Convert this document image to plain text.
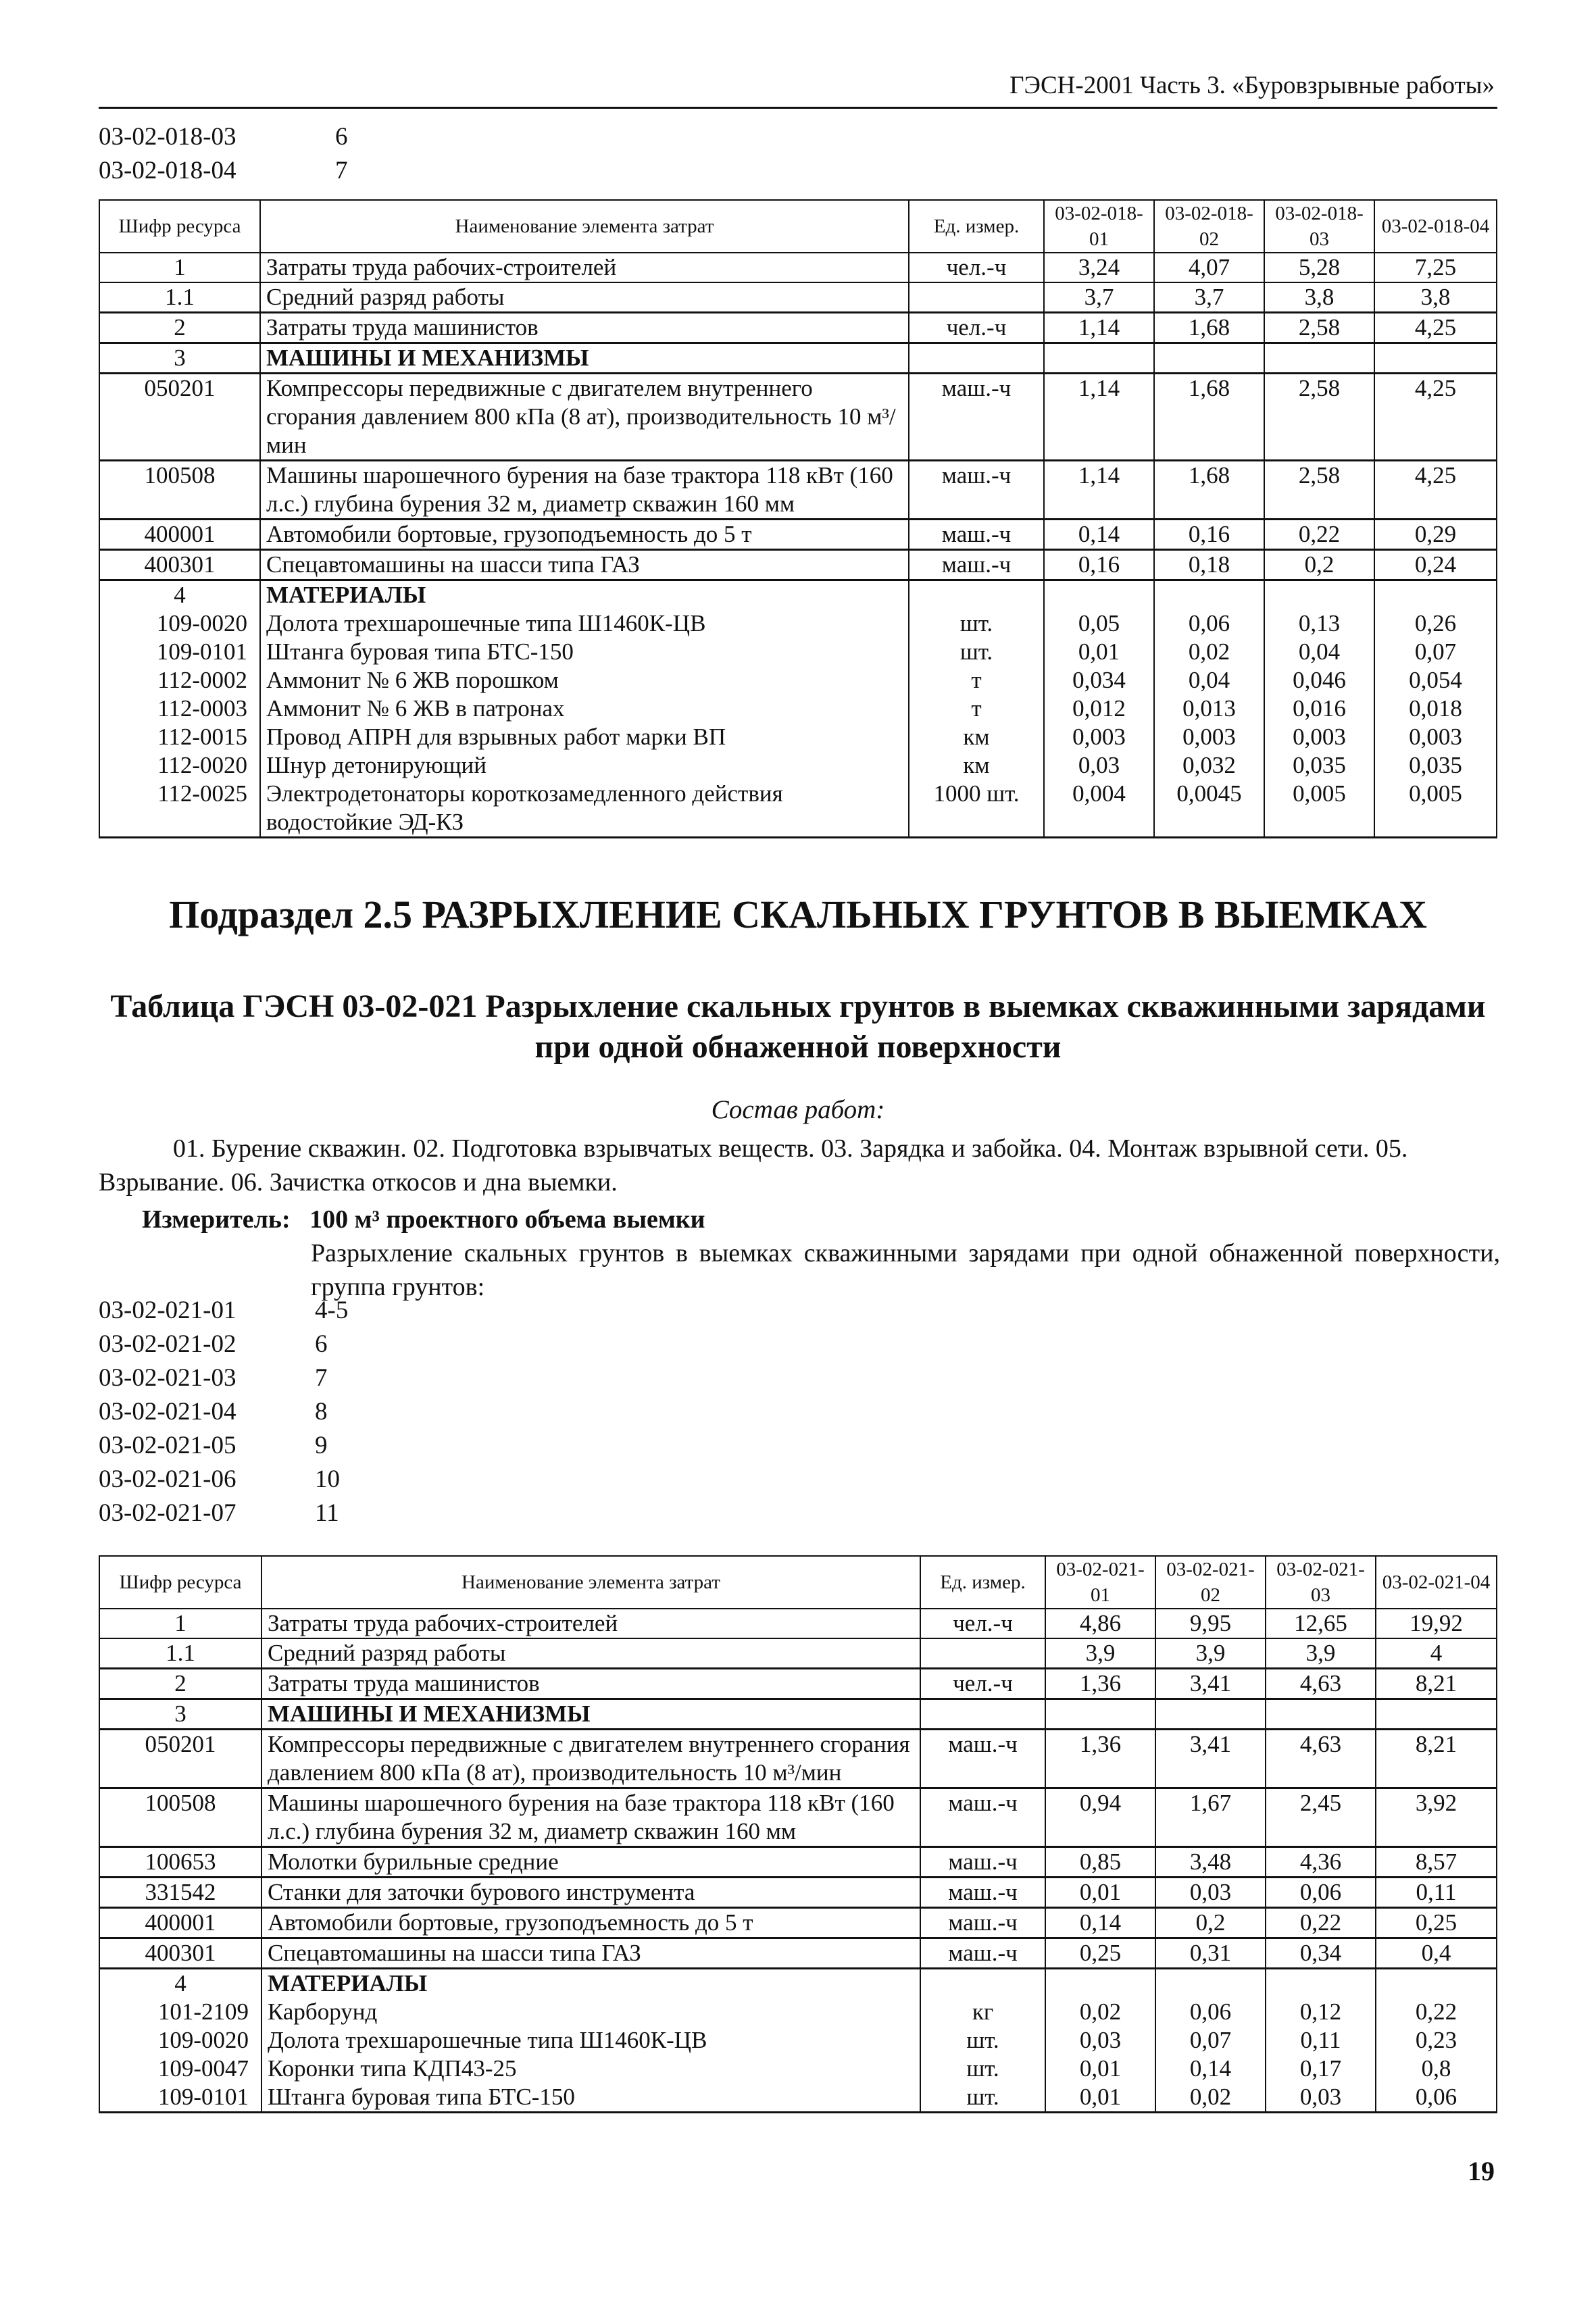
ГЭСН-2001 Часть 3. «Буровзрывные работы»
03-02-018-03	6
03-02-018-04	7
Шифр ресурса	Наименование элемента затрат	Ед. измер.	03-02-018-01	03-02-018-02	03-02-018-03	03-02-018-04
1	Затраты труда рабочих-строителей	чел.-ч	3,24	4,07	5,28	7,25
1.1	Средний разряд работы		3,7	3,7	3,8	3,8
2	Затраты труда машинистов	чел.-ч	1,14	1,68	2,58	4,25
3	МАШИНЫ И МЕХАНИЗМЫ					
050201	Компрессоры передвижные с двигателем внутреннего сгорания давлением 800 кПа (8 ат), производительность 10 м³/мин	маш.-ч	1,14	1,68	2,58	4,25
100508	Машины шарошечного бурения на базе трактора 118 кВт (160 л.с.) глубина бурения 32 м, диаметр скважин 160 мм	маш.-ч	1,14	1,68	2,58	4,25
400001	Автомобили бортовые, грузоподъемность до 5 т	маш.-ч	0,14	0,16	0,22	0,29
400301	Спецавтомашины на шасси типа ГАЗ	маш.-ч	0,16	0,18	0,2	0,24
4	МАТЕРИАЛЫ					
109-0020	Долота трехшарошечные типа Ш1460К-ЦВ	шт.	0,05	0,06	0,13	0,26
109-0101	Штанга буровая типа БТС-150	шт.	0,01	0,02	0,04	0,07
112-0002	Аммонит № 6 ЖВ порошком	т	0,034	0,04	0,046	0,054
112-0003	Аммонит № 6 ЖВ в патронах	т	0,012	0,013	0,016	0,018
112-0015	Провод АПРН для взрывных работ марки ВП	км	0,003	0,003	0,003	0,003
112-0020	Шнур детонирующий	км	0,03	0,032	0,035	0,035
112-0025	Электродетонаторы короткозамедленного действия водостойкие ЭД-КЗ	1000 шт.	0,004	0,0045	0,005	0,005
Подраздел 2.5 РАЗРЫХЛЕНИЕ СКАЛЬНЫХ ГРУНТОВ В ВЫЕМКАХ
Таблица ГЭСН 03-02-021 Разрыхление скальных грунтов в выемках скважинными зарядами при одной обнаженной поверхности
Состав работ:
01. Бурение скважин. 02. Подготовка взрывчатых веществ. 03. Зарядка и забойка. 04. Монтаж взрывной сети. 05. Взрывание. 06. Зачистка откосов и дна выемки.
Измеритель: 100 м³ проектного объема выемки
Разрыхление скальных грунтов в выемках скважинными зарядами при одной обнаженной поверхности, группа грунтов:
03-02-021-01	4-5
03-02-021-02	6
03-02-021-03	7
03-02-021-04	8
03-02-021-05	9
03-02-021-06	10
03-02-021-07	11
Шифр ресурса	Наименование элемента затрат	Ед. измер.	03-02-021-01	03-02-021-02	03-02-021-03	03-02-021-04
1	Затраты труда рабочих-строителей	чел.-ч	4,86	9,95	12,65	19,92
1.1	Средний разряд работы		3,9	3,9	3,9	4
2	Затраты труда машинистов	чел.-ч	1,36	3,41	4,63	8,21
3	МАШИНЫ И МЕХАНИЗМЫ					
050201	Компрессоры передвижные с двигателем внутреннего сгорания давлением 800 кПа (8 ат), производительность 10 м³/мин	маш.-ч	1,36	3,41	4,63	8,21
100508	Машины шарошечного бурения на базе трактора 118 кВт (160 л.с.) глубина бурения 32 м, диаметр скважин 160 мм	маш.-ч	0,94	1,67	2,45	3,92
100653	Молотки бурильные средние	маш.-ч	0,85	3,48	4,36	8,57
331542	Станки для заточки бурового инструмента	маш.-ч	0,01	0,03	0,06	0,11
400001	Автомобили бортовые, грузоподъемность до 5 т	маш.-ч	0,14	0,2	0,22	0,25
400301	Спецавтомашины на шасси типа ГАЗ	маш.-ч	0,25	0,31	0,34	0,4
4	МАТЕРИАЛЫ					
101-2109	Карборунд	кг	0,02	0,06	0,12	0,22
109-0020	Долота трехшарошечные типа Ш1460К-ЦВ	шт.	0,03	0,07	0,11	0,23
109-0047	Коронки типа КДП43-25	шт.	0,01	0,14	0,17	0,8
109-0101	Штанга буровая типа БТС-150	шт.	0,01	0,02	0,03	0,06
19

● EXERCISE
Reproduce each line of the material containing the word "Штанга".

● SOLUTION FOR THIS PROBLEM
109-0101	Штанга буровая типа БТС-150	шт.	0,01	0,02	0,04	0,07
109-0101	Штанга буровая типа БТС-150	шт.	0,01	0,02	0,03	0,06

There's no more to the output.